* SOURCE RECORDS

—————

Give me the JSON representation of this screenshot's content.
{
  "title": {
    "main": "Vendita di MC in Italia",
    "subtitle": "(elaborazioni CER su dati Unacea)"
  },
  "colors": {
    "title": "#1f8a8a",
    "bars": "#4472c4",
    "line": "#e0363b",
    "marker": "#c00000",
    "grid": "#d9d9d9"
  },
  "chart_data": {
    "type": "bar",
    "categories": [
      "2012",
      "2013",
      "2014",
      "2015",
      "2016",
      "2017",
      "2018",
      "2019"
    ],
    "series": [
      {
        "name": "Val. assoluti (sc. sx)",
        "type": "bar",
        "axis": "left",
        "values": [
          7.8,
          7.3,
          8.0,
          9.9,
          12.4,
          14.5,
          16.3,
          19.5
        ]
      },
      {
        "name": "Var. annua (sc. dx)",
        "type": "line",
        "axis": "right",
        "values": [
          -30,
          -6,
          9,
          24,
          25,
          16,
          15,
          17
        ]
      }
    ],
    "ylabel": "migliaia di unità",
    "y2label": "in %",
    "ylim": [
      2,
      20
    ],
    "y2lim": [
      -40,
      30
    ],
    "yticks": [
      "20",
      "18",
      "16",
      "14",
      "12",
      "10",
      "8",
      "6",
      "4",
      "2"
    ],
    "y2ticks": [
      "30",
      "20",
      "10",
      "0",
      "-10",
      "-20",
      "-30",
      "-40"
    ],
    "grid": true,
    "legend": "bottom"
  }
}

—————

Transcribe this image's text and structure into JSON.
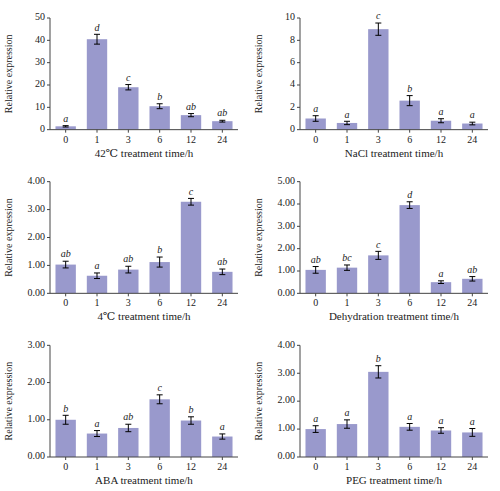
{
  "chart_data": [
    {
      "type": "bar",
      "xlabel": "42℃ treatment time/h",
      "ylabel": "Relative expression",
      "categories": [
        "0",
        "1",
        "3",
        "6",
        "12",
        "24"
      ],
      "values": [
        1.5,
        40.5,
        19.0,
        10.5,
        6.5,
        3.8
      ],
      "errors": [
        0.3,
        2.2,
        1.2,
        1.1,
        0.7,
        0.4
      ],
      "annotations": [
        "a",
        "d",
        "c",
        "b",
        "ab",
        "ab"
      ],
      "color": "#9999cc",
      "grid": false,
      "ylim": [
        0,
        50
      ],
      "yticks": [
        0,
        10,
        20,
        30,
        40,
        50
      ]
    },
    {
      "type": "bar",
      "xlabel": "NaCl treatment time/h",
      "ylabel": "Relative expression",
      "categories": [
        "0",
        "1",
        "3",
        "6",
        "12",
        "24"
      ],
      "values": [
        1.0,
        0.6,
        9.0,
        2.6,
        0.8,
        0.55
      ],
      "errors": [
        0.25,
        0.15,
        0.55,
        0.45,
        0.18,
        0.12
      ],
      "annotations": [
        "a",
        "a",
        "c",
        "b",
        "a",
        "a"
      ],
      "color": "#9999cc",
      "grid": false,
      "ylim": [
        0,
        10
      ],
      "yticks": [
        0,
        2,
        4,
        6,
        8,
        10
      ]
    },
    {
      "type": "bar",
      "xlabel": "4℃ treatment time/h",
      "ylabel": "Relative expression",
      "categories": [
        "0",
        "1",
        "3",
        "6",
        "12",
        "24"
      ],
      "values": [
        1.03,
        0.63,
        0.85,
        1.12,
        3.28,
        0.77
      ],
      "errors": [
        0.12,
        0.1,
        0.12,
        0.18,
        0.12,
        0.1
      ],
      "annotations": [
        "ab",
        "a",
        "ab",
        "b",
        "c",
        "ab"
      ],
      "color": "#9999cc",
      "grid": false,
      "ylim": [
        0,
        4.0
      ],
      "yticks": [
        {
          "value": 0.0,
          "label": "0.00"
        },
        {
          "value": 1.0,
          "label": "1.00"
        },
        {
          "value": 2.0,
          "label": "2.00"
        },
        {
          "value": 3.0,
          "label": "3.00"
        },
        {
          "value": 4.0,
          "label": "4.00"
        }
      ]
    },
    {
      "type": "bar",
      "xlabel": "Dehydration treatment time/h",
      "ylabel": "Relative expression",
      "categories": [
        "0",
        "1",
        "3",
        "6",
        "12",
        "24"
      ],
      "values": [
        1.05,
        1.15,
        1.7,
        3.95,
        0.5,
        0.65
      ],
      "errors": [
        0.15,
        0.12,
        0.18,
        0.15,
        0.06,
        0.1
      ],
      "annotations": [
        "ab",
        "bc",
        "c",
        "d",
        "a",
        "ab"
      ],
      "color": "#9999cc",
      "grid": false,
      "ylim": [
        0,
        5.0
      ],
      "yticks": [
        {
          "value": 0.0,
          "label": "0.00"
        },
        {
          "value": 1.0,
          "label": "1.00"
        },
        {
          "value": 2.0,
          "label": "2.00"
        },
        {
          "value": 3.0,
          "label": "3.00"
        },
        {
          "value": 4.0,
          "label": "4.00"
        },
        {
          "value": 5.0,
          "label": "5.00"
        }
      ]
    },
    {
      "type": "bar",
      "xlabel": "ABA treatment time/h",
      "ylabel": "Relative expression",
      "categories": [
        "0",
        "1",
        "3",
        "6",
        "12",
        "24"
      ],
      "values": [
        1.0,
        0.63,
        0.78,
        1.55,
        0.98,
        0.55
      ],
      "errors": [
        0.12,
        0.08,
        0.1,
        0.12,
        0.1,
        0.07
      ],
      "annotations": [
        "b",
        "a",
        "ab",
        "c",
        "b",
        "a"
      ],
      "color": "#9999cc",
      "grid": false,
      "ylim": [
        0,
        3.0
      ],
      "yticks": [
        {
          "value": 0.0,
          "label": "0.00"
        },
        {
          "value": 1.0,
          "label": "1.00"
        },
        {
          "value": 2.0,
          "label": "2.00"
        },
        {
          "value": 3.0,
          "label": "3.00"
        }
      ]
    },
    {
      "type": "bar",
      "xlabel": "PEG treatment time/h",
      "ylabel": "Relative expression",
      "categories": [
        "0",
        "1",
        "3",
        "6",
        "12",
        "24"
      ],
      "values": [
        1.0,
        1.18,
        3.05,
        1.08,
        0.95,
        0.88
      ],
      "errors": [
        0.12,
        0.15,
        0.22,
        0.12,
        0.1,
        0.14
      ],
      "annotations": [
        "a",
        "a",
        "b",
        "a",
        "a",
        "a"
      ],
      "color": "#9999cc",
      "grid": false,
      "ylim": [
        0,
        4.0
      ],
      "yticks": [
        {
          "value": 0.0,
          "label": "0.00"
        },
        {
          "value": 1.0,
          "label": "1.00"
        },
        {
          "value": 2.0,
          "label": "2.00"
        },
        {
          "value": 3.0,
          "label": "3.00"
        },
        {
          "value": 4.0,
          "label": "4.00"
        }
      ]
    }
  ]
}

—————

* SHORT PROBLEM
Find every line in the entries that includes the word "name", then state how many there are and nothing else.

* RESULT OF THIS TASK
2